(Extracted data entries)
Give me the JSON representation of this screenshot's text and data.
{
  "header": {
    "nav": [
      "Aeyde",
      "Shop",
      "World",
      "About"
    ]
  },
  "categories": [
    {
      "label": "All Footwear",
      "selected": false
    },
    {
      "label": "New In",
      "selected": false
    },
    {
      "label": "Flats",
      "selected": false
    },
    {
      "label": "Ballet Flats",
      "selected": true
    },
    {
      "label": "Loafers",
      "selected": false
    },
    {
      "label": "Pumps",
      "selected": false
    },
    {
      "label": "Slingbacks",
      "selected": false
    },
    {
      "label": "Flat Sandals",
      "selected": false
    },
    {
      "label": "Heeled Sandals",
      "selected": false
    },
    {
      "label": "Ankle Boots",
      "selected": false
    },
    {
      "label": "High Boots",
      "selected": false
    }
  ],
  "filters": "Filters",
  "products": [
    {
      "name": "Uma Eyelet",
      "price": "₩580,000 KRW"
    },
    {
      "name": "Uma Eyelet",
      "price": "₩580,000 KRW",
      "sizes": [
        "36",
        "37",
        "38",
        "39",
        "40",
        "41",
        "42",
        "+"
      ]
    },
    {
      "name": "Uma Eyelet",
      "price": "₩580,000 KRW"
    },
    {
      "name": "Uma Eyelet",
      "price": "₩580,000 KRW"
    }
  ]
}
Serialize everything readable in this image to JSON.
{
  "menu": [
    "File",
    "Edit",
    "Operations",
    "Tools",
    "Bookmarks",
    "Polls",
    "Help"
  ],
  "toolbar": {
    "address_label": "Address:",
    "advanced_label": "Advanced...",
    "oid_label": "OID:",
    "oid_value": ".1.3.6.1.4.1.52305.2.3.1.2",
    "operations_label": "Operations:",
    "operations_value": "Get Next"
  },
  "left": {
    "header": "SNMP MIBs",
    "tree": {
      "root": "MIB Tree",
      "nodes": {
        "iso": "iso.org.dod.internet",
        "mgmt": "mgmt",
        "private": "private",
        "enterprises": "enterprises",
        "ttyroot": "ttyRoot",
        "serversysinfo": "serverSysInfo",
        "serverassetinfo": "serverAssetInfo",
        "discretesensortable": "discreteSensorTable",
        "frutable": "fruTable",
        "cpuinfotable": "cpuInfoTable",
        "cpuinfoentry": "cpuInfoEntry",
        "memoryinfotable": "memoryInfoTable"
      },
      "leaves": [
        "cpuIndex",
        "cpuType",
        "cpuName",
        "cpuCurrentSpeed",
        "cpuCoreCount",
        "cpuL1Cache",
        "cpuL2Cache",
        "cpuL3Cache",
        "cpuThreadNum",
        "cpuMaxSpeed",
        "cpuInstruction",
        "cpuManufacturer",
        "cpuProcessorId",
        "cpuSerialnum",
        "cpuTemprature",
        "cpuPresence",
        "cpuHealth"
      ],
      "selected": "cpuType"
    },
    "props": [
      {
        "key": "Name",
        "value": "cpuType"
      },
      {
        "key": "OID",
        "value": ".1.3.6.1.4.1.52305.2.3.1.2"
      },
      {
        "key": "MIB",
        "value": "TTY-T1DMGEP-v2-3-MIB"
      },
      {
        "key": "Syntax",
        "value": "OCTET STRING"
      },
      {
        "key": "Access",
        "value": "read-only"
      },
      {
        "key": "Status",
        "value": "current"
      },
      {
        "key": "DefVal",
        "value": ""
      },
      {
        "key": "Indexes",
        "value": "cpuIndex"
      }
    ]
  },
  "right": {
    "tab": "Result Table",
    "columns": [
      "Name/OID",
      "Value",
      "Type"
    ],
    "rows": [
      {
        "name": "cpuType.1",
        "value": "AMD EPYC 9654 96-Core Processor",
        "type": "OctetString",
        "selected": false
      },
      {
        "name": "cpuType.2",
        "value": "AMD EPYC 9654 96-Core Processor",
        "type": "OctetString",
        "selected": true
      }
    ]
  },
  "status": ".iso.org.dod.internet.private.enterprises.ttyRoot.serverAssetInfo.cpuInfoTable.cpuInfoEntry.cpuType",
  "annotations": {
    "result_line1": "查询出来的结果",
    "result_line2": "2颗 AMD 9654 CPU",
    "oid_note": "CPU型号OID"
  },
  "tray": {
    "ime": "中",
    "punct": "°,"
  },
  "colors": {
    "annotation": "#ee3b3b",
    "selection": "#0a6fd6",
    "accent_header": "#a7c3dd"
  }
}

| Work to complete |
List each line of the records that holds the string "cpuType".

| Solution for this task |
        "cpuType",
      "selected": "cpuType"
        "value": "cpuType"
        "name": "cpuType.1",
        "name": "cpuType.2",
  "status": ".iso.org.dod.internet.private.enterprises.ttyRoot.serverAssetInfo.cpuInfoTable.cpuInfoEntry.cpuType",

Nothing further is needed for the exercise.